◆ What to work on: Present the following data again exactly as it is shown.
--- start of Stored data ---
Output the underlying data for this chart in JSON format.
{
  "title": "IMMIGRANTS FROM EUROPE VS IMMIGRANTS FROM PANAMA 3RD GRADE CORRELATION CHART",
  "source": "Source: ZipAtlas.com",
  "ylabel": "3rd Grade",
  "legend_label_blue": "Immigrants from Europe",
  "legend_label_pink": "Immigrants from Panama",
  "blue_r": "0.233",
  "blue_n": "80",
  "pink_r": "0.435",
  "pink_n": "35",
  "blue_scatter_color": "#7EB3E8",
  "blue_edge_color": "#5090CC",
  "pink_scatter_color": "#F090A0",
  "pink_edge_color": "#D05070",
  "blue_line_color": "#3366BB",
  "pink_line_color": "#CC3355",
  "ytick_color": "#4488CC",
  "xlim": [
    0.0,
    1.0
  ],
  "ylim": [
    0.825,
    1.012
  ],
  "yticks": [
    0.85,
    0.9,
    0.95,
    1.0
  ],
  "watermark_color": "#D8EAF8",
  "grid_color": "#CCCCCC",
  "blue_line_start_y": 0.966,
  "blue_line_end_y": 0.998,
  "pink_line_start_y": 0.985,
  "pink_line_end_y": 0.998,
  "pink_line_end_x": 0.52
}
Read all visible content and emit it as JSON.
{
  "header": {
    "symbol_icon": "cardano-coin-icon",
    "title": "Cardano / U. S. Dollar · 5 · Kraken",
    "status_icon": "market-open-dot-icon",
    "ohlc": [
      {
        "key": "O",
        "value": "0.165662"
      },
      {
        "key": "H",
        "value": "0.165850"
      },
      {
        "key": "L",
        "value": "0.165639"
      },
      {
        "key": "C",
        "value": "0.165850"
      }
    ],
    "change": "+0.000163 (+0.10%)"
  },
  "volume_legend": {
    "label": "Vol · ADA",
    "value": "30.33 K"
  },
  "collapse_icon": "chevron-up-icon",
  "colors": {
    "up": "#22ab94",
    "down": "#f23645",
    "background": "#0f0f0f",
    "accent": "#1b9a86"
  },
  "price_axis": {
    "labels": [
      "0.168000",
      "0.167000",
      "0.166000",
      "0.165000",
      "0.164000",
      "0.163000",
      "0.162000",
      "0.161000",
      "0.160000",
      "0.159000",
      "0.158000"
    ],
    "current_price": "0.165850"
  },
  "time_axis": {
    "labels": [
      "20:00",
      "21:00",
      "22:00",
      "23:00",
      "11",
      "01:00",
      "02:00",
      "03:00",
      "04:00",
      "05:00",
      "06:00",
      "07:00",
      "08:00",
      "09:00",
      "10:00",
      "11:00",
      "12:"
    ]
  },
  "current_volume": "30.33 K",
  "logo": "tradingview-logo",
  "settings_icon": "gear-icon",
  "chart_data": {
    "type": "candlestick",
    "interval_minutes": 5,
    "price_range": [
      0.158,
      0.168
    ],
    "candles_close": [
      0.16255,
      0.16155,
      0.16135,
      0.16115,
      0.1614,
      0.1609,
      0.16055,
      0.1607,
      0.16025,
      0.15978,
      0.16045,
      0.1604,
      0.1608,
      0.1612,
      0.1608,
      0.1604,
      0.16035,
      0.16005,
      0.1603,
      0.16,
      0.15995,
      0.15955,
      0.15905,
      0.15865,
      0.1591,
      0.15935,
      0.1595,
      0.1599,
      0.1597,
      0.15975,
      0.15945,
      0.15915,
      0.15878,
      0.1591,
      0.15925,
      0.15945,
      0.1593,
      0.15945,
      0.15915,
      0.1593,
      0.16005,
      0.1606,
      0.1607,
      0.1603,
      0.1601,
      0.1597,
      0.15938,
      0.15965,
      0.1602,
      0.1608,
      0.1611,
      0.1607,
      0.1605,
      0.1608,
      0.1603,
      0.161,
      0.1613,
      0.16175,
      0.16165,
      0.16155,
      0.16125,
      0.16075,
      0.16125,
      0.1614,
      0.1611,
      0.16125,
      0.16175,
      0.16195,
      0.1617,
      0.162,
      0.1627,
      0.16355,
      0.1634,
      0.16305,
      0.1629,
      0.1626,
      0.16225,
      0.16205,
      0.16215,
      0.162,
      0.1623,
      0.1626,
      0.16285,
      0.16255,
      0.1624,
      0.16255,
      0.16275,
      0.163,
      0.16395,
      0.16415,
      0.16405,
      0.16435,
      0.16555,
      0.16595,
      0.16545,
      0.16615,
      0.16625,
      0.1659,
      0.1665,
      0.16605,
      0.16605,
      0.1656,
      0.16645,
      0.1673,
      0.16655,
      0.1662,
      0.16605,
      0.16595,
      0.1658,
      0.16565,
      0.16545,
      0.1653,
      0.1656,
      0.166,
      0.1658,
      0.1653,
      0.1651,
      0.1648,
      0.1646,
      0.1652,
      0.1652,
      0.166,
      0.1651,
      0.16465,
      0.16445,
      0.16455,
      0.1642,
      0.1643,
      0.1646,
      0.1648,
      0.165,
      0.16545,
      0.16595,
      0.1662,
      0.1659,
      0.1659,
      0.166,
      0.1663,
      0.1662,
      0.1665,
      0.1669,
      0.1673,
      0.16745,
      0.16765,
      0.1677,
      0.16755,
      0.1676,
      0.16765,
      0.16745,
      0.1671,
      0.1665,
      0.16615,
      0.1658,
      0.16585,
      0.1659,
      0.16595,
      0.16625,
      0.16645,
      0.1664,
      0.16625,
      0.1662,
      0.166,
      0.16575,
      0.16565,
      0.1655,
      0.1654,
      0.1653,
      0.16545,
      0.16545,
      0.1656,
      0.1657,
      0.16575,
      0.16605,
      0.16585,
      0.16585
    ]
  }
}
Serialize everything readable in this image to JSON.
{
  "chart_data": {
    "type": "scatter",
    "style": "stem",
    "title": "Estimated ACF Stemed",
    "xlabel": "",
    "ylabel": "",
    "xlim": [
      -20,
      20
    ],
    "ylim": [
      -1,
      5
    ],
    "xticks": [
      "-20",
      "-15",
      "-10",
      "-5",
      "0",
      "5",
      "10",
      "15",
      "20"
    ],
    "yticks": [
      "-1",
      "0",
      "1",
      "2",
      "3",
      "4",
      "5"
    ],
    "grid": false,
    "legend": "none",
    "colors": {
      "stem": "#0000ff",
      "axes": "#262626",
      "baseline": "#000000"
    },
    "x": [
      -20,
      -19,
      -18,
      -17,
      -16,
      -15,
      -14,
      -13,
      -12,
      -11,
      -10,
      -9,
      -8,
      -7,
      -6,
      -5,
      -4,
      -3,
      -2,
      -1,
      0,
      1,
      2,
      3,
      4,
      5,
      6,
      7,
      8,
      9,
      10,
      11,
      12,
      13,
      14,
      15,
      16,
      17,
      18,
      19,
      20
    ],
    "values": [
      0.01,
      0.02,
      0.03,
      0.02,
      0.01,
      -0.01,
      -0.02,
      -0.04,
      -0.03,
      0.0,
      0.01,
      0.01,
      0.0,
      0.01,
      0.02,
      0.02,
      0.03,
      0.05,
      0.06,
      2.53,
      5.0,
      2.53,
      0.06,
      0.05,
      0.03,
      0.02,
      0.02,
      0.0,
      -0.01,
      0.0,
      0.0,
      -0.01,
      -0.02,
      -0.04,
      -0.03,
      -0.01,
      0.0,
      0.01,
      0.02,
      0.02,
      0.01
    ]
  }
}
--- end of Stored data ---
◆ Output of the exercise:
Output the underlying data for this chart in JSON format.
{
  "title": "IMMIGRANTS FROM EUROPE VS IMMIGRANTS FROM PANAMA 3RD GRADE CORRELATION CHART",
  "source": "Source: ZipAtlas.com",
  "ylabel": "3rd Grade",
  "legend_label_blue": "Immigrants from Europe",
  "legend_label_pink": "Immigrants from Panama",
  "blue_r": "0.233",
  "blue_n": "80",
  "pink_r": "0.435",
  "pink_n": "35",
  "blue_scatter_color": "#7EB3E8",
  "blue_edge_color": "#5090CC",
  "pink_scatter_color": "#F090A0",
  "pink_edge_color": "#D05070",
  "blue_line_color": "#3366BB",
  "pink_line_color": "#CC3355",
  "ytick_color": "#4488CC",
  "xlim": [
    0.0,
    1.0
  ],
  "ylim": [
    0.825,
    1.012
  ],
  "yticks": [
    0.85,
    0.9,
    0.95,
    1.0
  ],
  "watermark_color": "#D8EAF8",
  "grid_color": "#CCCCCC",
  "blue_line_start_y": 0.966,
  "blue_line_end_y": 0.998,
  "pink_line_start_y": 0.985,
  "pink_line_end_y": 0.998,
  "pink_line_end_x": 0.52
}
Read all visible content and emit it as JSON.
{
  "header": {
    "symbol_icon": "cardano-coin-icon",
    "title": "Cardano / U. S. Dollar · 5 · Kraken",
    "status_icon": "market-open-dot-icon",
    "ohlc": [
      {
        "key": "O",
        "value": "0.165662"
      },
      {
        "key": "H",
        "value": "0.165850"
      },
      {
        "key": "L",
        "value": "0.165639"
      },
      {
        "key": "C",
        "value": "0.165850"
      }
    ],
    "change": "+0.000163 (+0.10%)"
  },
  "volume_legend": {
    "label": "Vol · ADA",
    "value": "30.33 K"
  },
  "collapse_icon": "chevron-up-icon",
  "colors": {
    "up": "#22ab94",
    "down": "#f23645",
    "background": "#0f0f0f",
    "accent": "#1b9a86"
  },
  "price_axis": {
    "labels": [
      "0.168000",
      "0.167000",
      "0.166000",
      "0.165000",
      "0.164000",
      "0.163000",
      "0.162000",
      "0.161000",
      "0.160000",
      "0.159000",
      "0.158000"
    ],
    "current_price": "0.165850"
  },
  "time_axis": {
    "labels": [
      "20:00",
      "21:00",
      "22:00",
      "23:00",
      "11",
      "01:00",
      "02:00",
      "03:00",
      "04:00",
      "05:00",
      "06:00",
      "07:00",
      "08:00",
      "09:00",
      "10:00",
      "11:00",
      "12:"
    ]
  },
  "current_volume": "30.33 K",
  "logo": "tradingview-logo",
  "settings_icon": "gear-icon",
  "chart_data": {
    "type": "candlestick",
    "interval_minutes": 5,
    "price_range": [
      0.158,
      0.168
    ],
    "candles_close": [
      0.16255,
      0.16155,
      0.16135,
      0.16115,
      0.1614,
      0.1609,
      0.16055,
      0.1607,
      0.16025,
      0.15978,
      0.16045,
      0.1604,
      0.1608,
      0.1612,
      0.1608,
      0.1604,
      0.16035,
      0.16005,
      0.1603,
      0.16,
      0.15995,
      0.15955,
      0.15905,
      0.15865,
      0.1591,
      0.15935,
      0.1595,
      0.1599,
      0.1597,
      0.15975,
      0.15945,
      0.15915,
      0.15878,
      0.1591,
      0.15925,
      0.15945,
      0.1593,
      0.15945,
      0.15915,
      0.1593,
      0.16005,
      0.1606,
      0.1607,
      0.1603,
      0.1601,
      0.1597,
      0.15938,
      0.15965,
      0.1602,
      0.1608,
      0.1611,
      0.1607,
      0.1605,
      0.1608,
      0.1603,
      0.161,
      0.1613,
      0.16175,
      0.16165,
      0.16155,
      0.16125,
      0.16075,
      0.16125,
      0.1614,
      0.1611,
      0.16125,
      0.16175,
      0.16195,
      0.1617,
      0.162,
      0.1627,
      0.16355,
      0.1634,
      0.16305,
      0.1629,
      0.1626,
      0.16225,
      0.16205,
      0.16215,
      0.162,
      0.1623,
      0.1626,
      0.16285,
      0.16255,
      0.1624,
      0.16255,
      0.16275,
      0.163,
      0.16395,
      0.16415,
      0.16405,
      0.16435,
      0.16555,
      0.16595,
      0.16545,
      0.16615,
      0.16625,
      0.1659,
      0.1665,
      0.16605,
      0.16605,
      0.1656,
      0.16645,
      0.1673,
      0.16655,
      0.1662,
      0.16605,
      0.16595,
      0.1658,
      0.16565,
      0.16545,
      0.1653,
      0.1656,
      0.166,
      0.1658,
      0.1653,
      0.1651,
      0.1648,
      0.1646,
      0.1652,
      0.1652,
      0.166,
      0.1651,
      0.16465,
      0.16445,
      0.16455,
      0.1642,
      0.1643,
      0.1646,
      0.1648,
      0.165,
      0.16545,
      0.16595,
      0.1662,
      0.1659,
      0.1659,
      0.166,
      0.1663,
      0.1662,
      0.1665,
      0.1669,
      0.1673,
      0.16745,
      0.16765,
      0.1677,
      0.16755,
      0.1676,
      0.16765,
      0.16745,
      0.1671,
      0.1665,
      0.16615,
      0.1658,
      0.16585,
      0.1659,
      0.16595,
      0.16625,
      0.16645,
      0.1664,
      0.16625,
      0.1662,
      0.166,
      0.16575,
      0.16565,
      0.1655,
      0.1654,
      0.1653,
      0.16545,
      0.16545,
      0.1656,
      0.1657,
      0.16575,
      0.16605,
      0.16585,
      0.16585
    ]
  }
}
Serialize everything readable in this image to JSON.
{
  "chart_data": {
    "type": "scatter",
    "style": "stem",
    "title": "Estimated ACF Stemed",
    "xlabel": "",
    "ylabel": "",
    "xlim": [
      -20,
      20
    ],
    "ylim": [
      -1,
      5
    ],
    "xticks": [
      "-20",
      "-15",
      "-10",
      "-5",
      "0",
      "5",
      "10",
      "15",
      "20"
    ],
    "yticks": [
      "-1",
      "0",
      "1",
      "2",
      "3",
      "4",
      "5"
    ],
    "grid": false,
    "legend": "none",
    "colors": {
      "stem": "#0000ff",
      "axes": "#262626",
      "baseline": "#000000"
    },
    "x": [
      -20,
      -19,
      -18,
      -17,
      -16,
      -15,
      -14,
      -13,
      -12,
      -11,
      -10,
      -9,
      -8,
      -7,
      -6,
      -5,
      -4,
      -3,
      -2,
      -1,
      0,
      1,
      2,
      3,
      4,
      5,
      6,
      7,
      8,
      9,
      10,
      11,
      12,
      13,
      14,
      15,
      16,
      17,
      18,
      19,
      20
    ],
    "values": [
      0.01,
      0.02,
      0.03,
      0.02,
      0.01,
      -0.01,
      -0.02,
      -0.04,
      -0.03,
      0.0,
      0.01,
      0.01,
      0.0,
      0.01,
      0.02,
      0.02,
      0.03,
      0.05,
      0.06,
      2.53,
      5.0,
      2.53,
      0.06,
      0.05,
      0.03,
      0.02,
      0.02,
      0.0,
      -0.01,
      0.0,
      0.0,
      -0.01,
      -0.02,
      -0.04,
      -0.03,
      -0.01,
      0.0,
      0.01,
      0.02,
      0.02,
      0.01
    ]
  }
}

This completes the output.